::: Data listing

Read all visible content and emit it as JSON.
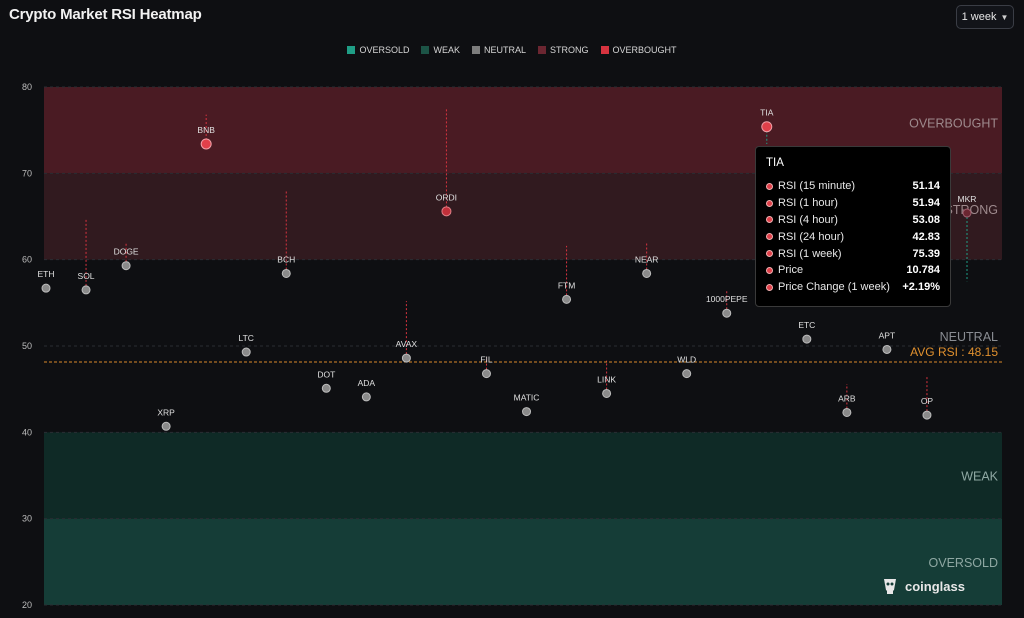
{
  "title": "Crypto Market RSI Heatmap",
  "timeframe": "1 week",
  "legend": [
    {
      "label": "OVERSOLD",
      "color": "#1f9e86"
    },
    {
      "label": "WEAK",
      "color": "#1c5446"
    },
    {
      "label": "NEUTRAL",
      "color": "#7d7d7d"
    },
    {
      "label": "STRONG",
      "color": "#6b2631"
    },
    {
      "label": "OVERBOUGHT",
      "color": "#d6333f"
    }
  ],
  "chart_data": {
    "type": "scatter",
    "title": "Crypto Market RSI Heatmap",
    "ylim": [
      20,
      80
    ],
    "yticks": [
      80,
      70,
      60,
      50,
      40,
      30,
      20
    ],
    "zones": [
      {
        "label": "OVERBOUGHT",
        "range": [
          70,
          80
        ],
        "color": "#4a1b23"
      },
      {
        "label": "STRONG",
        "range": [
          60,
          70
        ],
        "color": "#311a1f"
      },
      {
        "label": "NEUTRAL",
        "range": [
          40,
          60
        ],
        "color": "#0e0f12"
      },
      {
        "label": "WEAK",
        "range": [
          30,
          40
        ],
        "color": "#0f2a26"
      },
      {
        "label": "OVERSOLD",
        "range": [
          20,
          30
        ],
        "color": "#153d37"
      }
    ],
    "average": {
      "label": "AVG RSI : 48.15",
      "value": 48.15
    },
    "points": [
      {
        "name": "ETH",
        "x": 1,
        "rsi": 56.7
      },
      {
        "name": "SOL",
        "x": 2,
        "rsi": 56.5,
        "wick": 64.8
      },
      {
        "name": "DOGE",
        "x": 3,
        "rsi": 59.3,
        "wick": 62.0
      },
      {
        "name": "XRP",
        "x": 4,
        "rsi": 40.7
      },
      {
        "name": "BNB",
        "x": 5,
        "rsi": 73.4,
        "wick": 76.8
      },
      {
        "name": "LTC",
        "x": 6,
        "rsi": 49.3
      },
      {
        "name": "BCH",
        "x": 7,
        "rsi": 58.4,
        "wick": 68.1
      },
      {
        "name": "DOT",
        "x": 8,
        "rsi": 45.1
      },
      {
        "name": "ADA",
        "x": 9,
        "rsi": 44.1
      },
      {
        "name": "AVAX",
        "x": 10,
        "rsi": 48.6,
        "wick": 55.2
      },
      {
        "name": "ORDI",
        "x": 11,
        "rsi": 65.6,
        "wick": 77.5
      },
      {
        "name": "FIL",
        "x": 12,
        "rsi": 46.8,
        "wick": 48.7
      },
      {
        "name": "MATIC",
        "x": 13,
        "rsi": 42.4
      },
      {
        "name": "FTM",
        "x": 14,
        "rsi": 55.4,
        "wick": 61.6
      },
      {
        "name": "LINK",
        "x": 15,
        "rsi": 44.5,
        "wick": 48.3
      },
      {
        "name": "NEAR",
        "x": 16,
        "rsi": 58.4,
        "wick": 62.0
      },
      {
        "name": "WLD",
        "x": 17,
        "rsi": 46.8
      },
      {
        "name": "1000PEPE",
        "x": 18,
        "rsi": 53.8,
        "wick": 56.5
      },
      {
        "name": "TIA",
        "x": 19,
        "rsi": 75.4,
        "wick": 73.4
      },
      {
        "name": "ETC",
        "x": 20,
        "rsi": 50.8
      },
      {
        "name": "ARB",
        "x": 21,
        "rsi": 42.3,
        "wick": 45.6
      },
      {
        "name": "APT",
        "x": 22,
        "rsi": 49.6
      },
      {
        "name": "OP",
        "x": 23,
        "rsi": 42.0,
        "wick": 46.6
      },
      {
        "name": "MKR",
        "x": 24,
        "rsi": 65.4,
        "wick": 57.5
      }
    ]
  },
  "tooltip": {
    "title": "TIA",
    "rows": [
      {
        "label": "RSI (15 minute)",
        "value": "51.14"
      },
      {
        "label": "RSI (1 hour)",
        "value": "51.94"
      },
      {
        "label": "RSI (4 hour)",
        "value": "53.08"
      },
      {
        "label": "RSI (24 hour)",
        "value": "42.83"
      },
      {
        "label": "RSI (1 week)",
        "value": "75.39"
      },
      {
        "label": "Price",
        "value": "10.784"
      },
      {
        "label": "Price Change (1 week)",
        "value": "+2.19%"
      }
    ]
  },
  "brand": "coinglass"
}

::::::

▶ Exercise requirements: Your copy should repeat each entry above exactly but contain no pictures.

▶ Expected output:
Read all visible content and emit it as JSON.
{
  "title": "Crypto Market RSI Heatmap",
  "timeframe": "1 week",
  "legend": [
    {
      "label": "OVERSOLD",
      "color": "#1f9e86"
    },
    {
      "label": "WEAK",
      "color": "#1c5446"
    },
    {
      "label": "NEUTRAL",
      "color": "#7d7d7d"
    },
    {
      "label": "STRONG",
      "color": "#6b2631"
    },
    {
      "label": "OVERBOUGHT",
      "color": "#d6333f"
    }
  ],
  "chart_data": {
    "type": "scatter",
    "title": "Crypto Market RSI Heatmap",
    "ylim": [
      20,
      80
    ],
    "yticks": [
      80,
      70,
      60,
      50,
      40,
      30,
      20
    ],
    "zones": [
      {
        "label": "OVERBOUGHT",
        "range": [
          70,
          80
        ],
        "color": "#4a1b23"
      },
      {
        "label": "STRONG",
        "range": [
          60,
          70
        ],
        "color": "#311a1f"
      },
      {
        "label": "NEUTRAL",
        "range": [
          40,
          60
        ],
        "color": "#0e0f12"
      },
      {
        "label": "WEAK",
        "range": [
          30,
          40
        ],
        "color": "#0f2a26"
      },
      {
        "label": "OVERSOLD",
        "range": [
          20,
          30
        ],
        "color": "#153d37"
      }
    ],
    "average": {
      "label": "AVG RSI : 48.15",
      "value": 48.15
    },
    "points": [
      {
        "name": "ETH",
        "x": 1,
        "rsi": 56.7
      },
      {
        "name": "SOL",
        "x": 2,
        "rsi": 56.5,
        "wick": 64.8
      },
      {
        "name": "DOGE",
        "x": 3,
        "rsi": 59.3,
        "wick": 62.0
      },
      {
        "name": "XRP",
        "x": 4,
        "rsi": 40.7
      },
      {
        "name": "BNB",
        "x": 5,
        "rsi": 73.4,
        "wick": 76.8
      },
      {
        "name": "LTC",
        "x": 6,
        "rsi": 49.3
      },
      {
        "name": "BCH",
        "x": 7,
        "rsi": 58.4,
        "wick": 68.1
      },
      {
        "name": "DOT",
        "x": 8,
        "rsi": 45.1
      },
      {
        "name": "ADA",
        "x": 9,
        "rsi": 44.1
      },
      {
        "name": "AVAX",
        "x": 10,
        "rsi": 48.6,
        "wick": 55.2
      },
      {
        "name": "ORDI",
        "x": 11,
        "rsi": 65.6,
        "wick": 77.5
      },
      {
        "name": "FIL",
        "x": 12,
        "rsi": 46.8,
        "wick": 48.7
      },
      {
        "name": "MATIC",
        "x": 13,
        "rsi": 42.4
      },
      {
        "name": "FTM",
        "x": 14,
        "rsi": 55.4,
        "wick": 61.6
      },
      {
        "name": "LINK",
        "x": 15,
        "rsi": 44.5,
        "wick": 48.3
      },
      {
        "name": "NEAR",
        "x": 16,
        "rsi": 58.4,
        "wick": 62.0
      },
      {
        "name": "WLD",
        "x": 17,
        "rsi": 46.8
      },
      {
        "name": "1000PEPE",
        "x": 18,
        "rsi": 53.8,
        "wick": 56.5
      },
      {
        "name": "TIA",
        "x": 19,
        "rsi": 75.4,
        "wick": 73.4
      },
      {
        "name": "ETC",
        "x": 20,
        "rsi": 50.8
      },
      {
        "name": "ARB",
        "x": 21,
        "rsi": 42.3,
        "wick": 45.6
      },
      {
        "name": "APT",
        "x": 22,
        "rsi": 49.6
      },
      {
        "name": "OP",
        "x": 23,
        "rsi": 42.0,
        "wick": 46.6
      },
      {
        "name": "MKR",
        "x": 24,
        "rsi": 65.4,
        "wick": 57.5
      }
    ]
  },
  "tooltip": {
    "title": "TIA",
    "rows": [
      {
        "label": "RSI (15 minute)",
        "value": "51.14"
      },
      {
        "label": "RSI (1 hour)",
        "value": "51.94"
      },
      {
        "label": "RSI (4 hour)",
        "value": "53.08"
      },
      {
        "label": "RSI (24 hour)",
        "value": "42.83"
      },
      {
        "label": "RSI (1 week)",
        "value": "75.39"
      },
      {
        "label": "Price",
        "value": "10.784"
      },
      {
        "label": "Price Change (1 week)",
        "value": "+2.19%"
      }
    ]
  },
  "brand": "coinglass"
}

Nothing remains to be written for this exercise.